Selected extract:
start

Phone interview/Quora/Data Scientist/proceed to onsite interview

Ask about how do you rank the questions&answers of Quora’s feed. How do you use machine learning to build a model to do that? What is recall vs. precision? After you develop the model, how do you use A/B testing to show that your algorithms work better? How to do power analysis? What is power? A comprehensive test of ML and A/B testing.

Onsite interview/Quora/Data Scientist/rejected

The onsite starts from 10:15 am to 3:30 pm. The first 15 mins is an office tour.

The first interview is data practical, which consists of two questions. The first one is a question about data manipulation and the second one is about doing an A/B test on the data.

The second interview is about A/B tests and product intuition. Asked about assumptions behind different tests. What if the data is not normally distributed? Why the data is normally distributed? How do you design an algorithm to decide when you should send out the email? Think about the features you are gonna use and watch out for correlated variables. How do you deal with correlated variables? Regularization vs. tree-based models.

The lunch is mostly about selling themselves to you, letting you ask questions about the team and the company.

The third interview is about different kinds of metrics and how do you do the random splitting for A/B testing. There are a lot of detailed questions about why use this metric, why not using this metric, and if the approach is problematic, how do you solve it.

The fourth interview is a coding problem. Given a large integer stored as a string, how do you come up with a function to do multiplication?

The fifth interview is behavior based. What is the biggest mistake you have made and what have you learned from it? Tell me about a time you break a rule. Tell me about one of the projects you have worked on.

After the interview, I felt that I did not do so well and I am not a good fit for the position. If you have an extensive background in stats, then you should consider Quora’s data science team, which is separate from the ML team.

I got rejected within two business days. I love the product and the team, they are moving really fast in the process, which I really appreciate. The entire onsite interview process is rather seamless.

Technical Assessment + phone screen with HR/CarMax/Senior data scientist/No response after two months. 

The technical assessment has nothing related to data science. Most of the questions are just reading graphs and some percentage calculations under a time limit. I did not get to finish all the questions. I felt that the questions are appropriate for a business analyst.

The phone screen is just a casual conversation with HR about the company and the team. I heard that the next round is doing a business case problem on the phone, which seems to me that they are looking for a business analyst instead of a typical data scientist. My friend told me that there is no ML/Stats/Coding question at all.

 

Some more prep questions from Glassdoor:

1. How to choose two ranking algorithms?
from email or session time, upvote, follow, request an answer, session time, answer a question.

2. What do you want to improve about Quora? What features do you want to include? What features do you like about Quora?

3. There are X answers to a certain question on Quora. How do you create a model that takes user viewing history to rank the questions? How computationally intensive is this model?”

end

Challenge: Reproduce the part of the interview notes above starting with "I got rejected" and going on through "after two months.", word for word.

Recorded information:
start

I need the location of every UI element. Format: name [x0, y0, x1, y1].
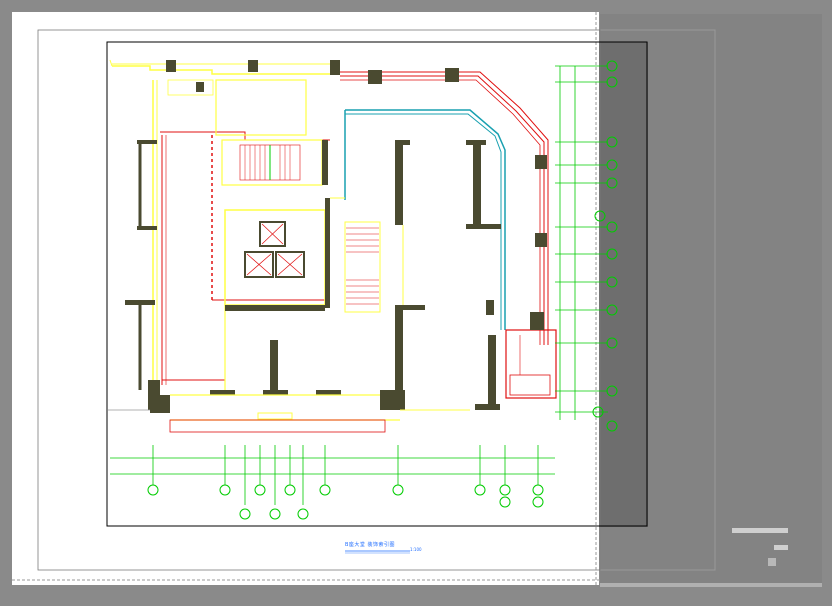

end

The reply:
I got rejected within two business days. I love the product and the team, they are moving really fast in the process, which I really appreciate. The entire onsite interview process is rather seamless.

Technical Assessment + phone screen with HR/CarMax/Senior data scientist/No response after two months.